**WRITTEN INSTRUCTION**
Each line below should be reproduced without any alteration.

**RAW RECORDS**
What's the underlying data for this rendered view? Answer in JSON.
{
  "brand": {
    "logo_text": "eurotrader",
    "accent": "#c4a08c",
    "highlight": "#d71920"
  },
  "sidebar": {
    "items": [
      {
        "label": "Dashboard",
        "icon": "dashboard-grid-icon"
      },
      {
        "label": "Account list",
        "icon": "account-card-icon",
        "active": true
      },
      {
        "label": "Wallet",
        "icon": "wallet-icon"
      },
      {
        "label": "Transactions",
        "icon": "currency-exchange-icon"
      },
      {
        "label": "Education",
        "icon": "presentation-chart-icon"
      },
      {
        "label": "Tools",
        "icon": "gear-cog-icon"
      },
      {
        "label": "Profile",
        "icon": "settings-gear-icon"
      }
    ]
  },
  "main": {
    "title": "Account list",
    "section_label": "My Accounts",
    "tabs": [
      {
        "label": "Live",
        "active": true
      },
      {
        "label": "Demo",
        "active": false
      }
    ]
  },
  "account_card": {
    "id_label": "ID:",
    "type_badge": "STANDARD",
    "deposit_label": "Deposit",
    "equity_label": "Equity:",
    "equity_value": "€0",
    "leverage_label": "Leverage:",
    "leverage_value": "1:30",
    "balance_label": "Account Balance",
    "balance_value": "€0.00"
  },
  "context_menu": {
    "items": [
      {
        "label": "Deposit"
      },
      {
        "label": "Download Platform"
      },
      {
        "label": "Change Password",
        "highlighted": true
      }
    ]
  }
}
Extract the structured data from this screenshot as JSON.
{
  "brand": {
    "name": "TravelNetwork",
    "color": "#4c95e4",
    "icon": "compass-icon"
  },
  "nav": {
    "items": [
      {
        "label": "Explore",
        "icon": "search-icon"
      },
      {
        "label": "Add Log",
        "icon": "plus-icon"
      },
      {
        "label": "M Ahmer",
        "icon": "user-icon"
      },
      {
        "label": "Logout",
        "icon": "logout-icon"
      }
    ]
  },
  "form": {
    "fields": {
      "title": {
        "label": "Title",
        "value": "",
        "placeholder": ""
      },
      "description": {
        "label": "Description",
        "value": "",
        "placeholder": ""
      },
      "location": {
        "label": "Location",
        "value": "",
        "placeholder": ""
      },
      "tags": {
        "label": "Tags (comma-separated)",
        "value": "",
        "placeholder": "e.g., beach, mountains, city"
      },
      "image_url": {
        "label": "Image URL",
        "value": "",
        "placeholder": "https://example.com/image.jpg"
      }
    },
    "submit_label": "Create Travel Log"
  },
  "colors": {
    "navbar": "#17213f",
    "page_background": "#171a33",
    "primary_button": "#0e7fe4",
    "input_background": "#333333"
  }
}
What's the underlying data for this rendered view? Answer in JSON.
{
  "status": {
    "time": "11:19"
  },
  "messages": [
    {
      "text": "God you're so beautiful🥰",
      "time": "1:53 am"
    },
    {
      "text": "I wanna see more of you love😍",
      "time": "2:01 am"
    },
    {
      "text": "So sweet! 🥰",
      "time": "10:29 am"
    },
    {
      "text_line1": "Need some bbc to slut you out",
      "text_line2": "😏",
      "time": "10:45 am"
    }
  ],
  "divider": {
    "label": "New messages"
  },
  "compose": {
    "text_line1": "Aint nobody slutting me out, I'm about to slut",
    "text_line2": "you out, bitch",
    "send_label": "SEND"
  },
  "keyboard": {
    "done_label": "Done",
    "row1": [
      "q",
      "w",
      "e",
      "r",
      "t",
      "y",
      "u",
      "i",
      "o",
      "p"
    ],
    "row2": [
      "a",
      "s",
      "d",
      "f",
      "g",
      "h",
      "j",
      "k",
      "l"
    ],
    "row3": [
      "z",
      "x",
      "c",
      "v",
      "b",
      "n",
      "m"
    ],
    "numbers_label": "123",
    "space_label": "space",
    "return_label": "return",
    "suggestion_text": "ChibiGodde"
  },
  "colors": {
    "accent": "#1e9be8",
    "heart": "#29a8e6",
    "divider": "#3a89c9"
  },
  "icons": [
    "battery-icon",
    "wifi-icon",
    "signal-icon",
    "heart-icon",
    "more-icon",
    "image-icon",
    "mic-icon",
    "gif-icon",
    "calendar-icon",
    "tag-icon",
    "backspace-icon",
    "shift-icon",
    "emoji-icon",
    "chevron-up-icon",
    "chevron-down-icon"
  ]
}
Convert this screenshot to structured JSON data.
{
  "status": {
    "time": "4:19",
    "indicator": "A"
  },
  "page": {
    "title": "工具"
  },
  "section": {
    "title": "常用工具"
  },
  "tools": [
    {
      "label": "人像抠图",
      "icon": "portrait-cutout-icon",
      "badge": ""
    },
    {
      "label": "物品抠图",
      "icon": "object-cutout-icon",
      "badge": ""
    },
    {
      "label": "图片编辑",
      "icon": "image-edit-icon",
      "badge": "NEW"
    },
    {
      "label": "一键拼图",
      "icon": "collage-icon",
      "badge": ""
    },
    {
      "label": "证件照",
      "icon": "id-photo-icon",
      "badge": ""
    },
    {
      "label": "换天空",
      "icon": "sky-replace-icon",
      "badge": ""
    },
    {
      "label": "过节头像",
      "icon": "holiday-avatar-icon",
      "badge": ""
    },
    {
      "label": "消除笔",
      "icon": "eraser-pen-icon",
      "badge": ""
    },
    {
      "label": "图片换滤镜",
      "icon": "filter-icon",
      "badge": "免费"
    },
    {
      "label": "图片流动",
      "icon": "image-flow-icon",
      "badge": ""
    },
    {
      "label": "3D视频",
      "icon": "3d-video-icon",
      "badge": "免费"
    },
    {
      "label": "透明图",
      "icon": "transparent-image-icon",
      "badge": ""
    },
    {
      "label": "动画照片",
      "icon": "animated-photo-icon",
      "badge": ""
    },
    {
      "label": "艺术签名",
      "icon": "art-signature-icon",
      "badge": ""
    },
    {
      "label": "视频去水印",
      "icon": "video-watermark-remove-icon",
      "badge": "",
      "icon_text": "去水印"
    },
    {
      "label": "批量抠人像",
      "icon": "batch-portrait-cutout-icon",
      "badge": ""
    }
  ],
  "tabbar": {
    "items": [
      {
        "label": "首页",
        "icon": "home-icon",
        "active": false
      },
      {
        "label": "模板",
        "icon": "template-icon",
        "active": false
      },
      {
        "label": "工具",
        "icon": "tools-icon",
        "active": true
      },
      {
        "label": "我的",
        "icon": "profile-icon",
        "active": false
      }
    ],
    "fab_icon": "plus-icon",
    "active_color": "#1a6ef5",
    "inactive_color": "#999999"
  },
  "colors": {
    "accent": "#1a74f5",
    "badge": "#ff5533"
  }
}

**FINISHED TASK**
What's the underlying data for this rendered view? Answer in JSON.
{
  "brand": {
    "logo_text": "eurotrader",
    "accent": "#c4a08c",
    "highlight": "#d71920"
  },
  "sidebar": {
    "items": [
      {
        "label": "Dashboard",
        "icon": "dashboard-grid-icon"
      },
      {
        "label": "Account list",
        "icon": "account-card-icon",
        "active": true
      },
      {
        "label": "Wallet",
        "icon": "wallet-icon"
      },
      {
        "label": "Transactions",
        "icon": "currency-exchange-icon"
      },
      {
        "label": "Education",
        "icon": "presentation-chart-icon"
      },
      {
        "label": "Tools",
        "icon": "gear-cog-icon"
      },
      {
        "label": "Profile",
        "icon": "settings-gear-icon"
      }
    ]
  },
  "main": {
    "title": "Account list",
    "section_label": "My Accounts",
    "tabs": [
      {
        "label": "Live",
        "active": true
      },
      {
        "label": "Demo",
        "active": false
      }
    ]
  },
  "account_card": {
    "id_label": "ID:",
    "type_badge": "STANDARD",
    "deposit_label": "Deposit",
    "equity_label": "Equity:",
    "equity_value": "€0",
    "leverage_label": "Leverage:",
    "leverage_value": "1:30",
    "balance_label": "Account Balance",
    "balance_value": "€0.00"
  },
  "context_menu": {
    "items": [
      {
        "label": "Deposit"
      },
      {
        "label": "Download Platform"
      },
      {
        "label": "Change Password",
        "highlighted": true
      }
    ]
  }
}
Extract the structured data from this screenshot as JSON.
{
  "brand": {
    "name": "TravelNetwork",
    "color": "#4c95e4",
    "icon": "compass-icon"
  },
  "nav": {
    "items": [
      {
        "label": "Explore",
        "icon": "search-icon"
      },
      {
        "label": "Add Log",
        "icon": "plus-icon"
      },
      {
        "label": "M Ahmer",
        "icon": "user-icon"
      },
      {
        "label": "Logout",
        "icon": "logout-icon"
      }
    ]
  },
  "form": {
    "fields": {
      "title": {
        "label": "Title",
        "value": "",
        "placeholder": ""
      },
      "description": {
        "label": "Description",
        "value": "",
        "placeholder": ""
      },
      "location": {
        "label": "Location",
        "value": "",
        "placeholder": ""
      },
      "tags": {
        "label": "Tags (comma-separated)",
        "value": "",
        "placeholder": "e.g., beach, mountains, city"
      },
      "image_url": {
        "label": "Image URL",
        "value": "",
        "placeholder": "https://example.com/image.jpg"
      }
    },
    "submit_label": "Create Travel Log"
  },
  "colors": {
    "navbar": "#17213f",
    "page_background": "#171a33",
    "primary_button": "#0e7fe4",
    "input_background": "#333333"
  }
}
What's the underlying data for this rendered view? Answer in JSON.
{
  "status": {
    "time": "11:19"
  },
  "messages": [
    {
      "text": "God you're so beautiful🥰",
      "time": "1:53 am"
    },
    {
      "text": "I wanna see more of you love😍",
      "time": "2:01 am"
    },
    {
      "text": "So sweet! 🥰",
      "time": "10:29 am"
    },
    {
      "text_line1": "Need some bbc to slut you out",
      "text_line2": "😏",
      "time": "10:45 am"
    }
  ],
  "divider": {
    "label": "New messages"
  },
  "compose": {
    "text_line1": "Aint nobody slutting me out, I'm about to slut",
    "text_line2": "you out, bitch",
    "send_label": "SEND"
  },
  "keyboard": {
    "done_label": "Done",
    "row1": [
      "q",
      "w",
      "e",
      "r",
      "t",
      "y",
      "u",
      "i",
      "o",
      "p"
    ],
    "row2": [
      "a",
      "s",
      "d",
      "f",
      "g",
      "h",
      "j",
      "k",
      "l"
    ],
    "row3": [
      "z",
      "x",
      "c",
      "v",
      "b",
      "n",
      "m"
    ],
    "numbers_label": "123",
    "space_label": "space",
    "return_label": "return",
    "suggestion_text": "ChibiGodde"
  },
  "colors": {
    "accent": "#1e9be8",
    "heart": "#29a8e6",
    "divider": "#3a89c9"
  },
  "icons": [
    "battery-icon",
    "wifi-icon",
    "signal-icon",
    "heart-icon",
    "more-icon",
    "image-icon",
    "mic-icon",
    "gif-icon",
    "calendar-icon",
    "tag-icon",
    "backspace-icon",
    "shift-icon",
    "emoji-icon",
    "chevron-up-icon",
    "chevron-down-icon"
  ]
}
Convert this screenshot to structured JSON data.
{
  "status": {
    "time": "4:19",
    "indicator": "A"
  },
  "page": {
    "title": "工具"
  },
  "section": {
    "title": "常用工具"
  },
  "tools": [
    {
      "label": "人像抠图",
      "icon": "portrait-cutout-icon",
      "badge": ""
    },
    {
      "label": "物品抠图",
      "icon": "object-cutout-icon",
      "badge": ""
    },
    {
      "label": "图片编辑",
      "icon": "image-edit-icon",
      "badge": "NEW"
    },
    {
      "label": "一键拼图",
      "icon": "collage-icon",
      "badge": ""
    },
    {
      "label": "证件照",
      "icon": "id-photo-icon",
      "badge": ""
    },
    {
      "label": "换天空",
      "icon": "sky-replace-icon",
      "badge": ""
    },
    {
      "label": "过节头像",
      "icon": "holiday-avatar-icon",
      "badge": ""
    },
    {
      "label": "消除笔",
      "icon": "eraser-pen-icon",
      "badge": ""
    },
    {
      "label": "图片换滤镜",
      "icon": "filter-icon",
      "badge": "免费"
    },
    {
      "label": "图片流动",
      "icon": "image-flow-icon",
      "badge": ""
    },
    {
      "label": "3D视频",
      "icon": "3d-video-icon",
      "badge": "免费"
    },
    {
      "label": "透明图",
      "icon": "transparent-image-icon",
      "badge": ""
    },
    {
      "label": "动画照片",
      "icon": "animated-photo-icon",
      "badge": ""
    },
    {
      "label": "艺术签名",
      "icon": "art-signature-icon",
      "badge": ""
    },
    {
      "label": "视频去水印",
      "icon": "video-watermark-remove-icon",
      "badge": "",
      "icon_text": "去水印"
    },
    {
      "label": "批量抠人像",
      "icon": "batch-portrait-cutout-icon",
      "badge": ""
    }
  ],
  "tabbar": {
    "items": [
      {
        "label": "首页",
        "icon": "home-icon",
        "active": false
      },
      {
        "label": "模板",
        "icon": "template-icon",
        "active": false
      },
      {
        "label": "工具",
        "icon": "tools-icon",
        "active": true
      },
      {
        "label": "我的",
        "icon": "profile-icon",
        "active": false
      }
    ],
    "fab_icon": "plus-icon",
    "active_color": "#1a6ef5",
    "inactive_color": "#999999"
  },
  "colors": {
    "accent": "#1a74f5",
    "badge": "#ff5533"
  }
}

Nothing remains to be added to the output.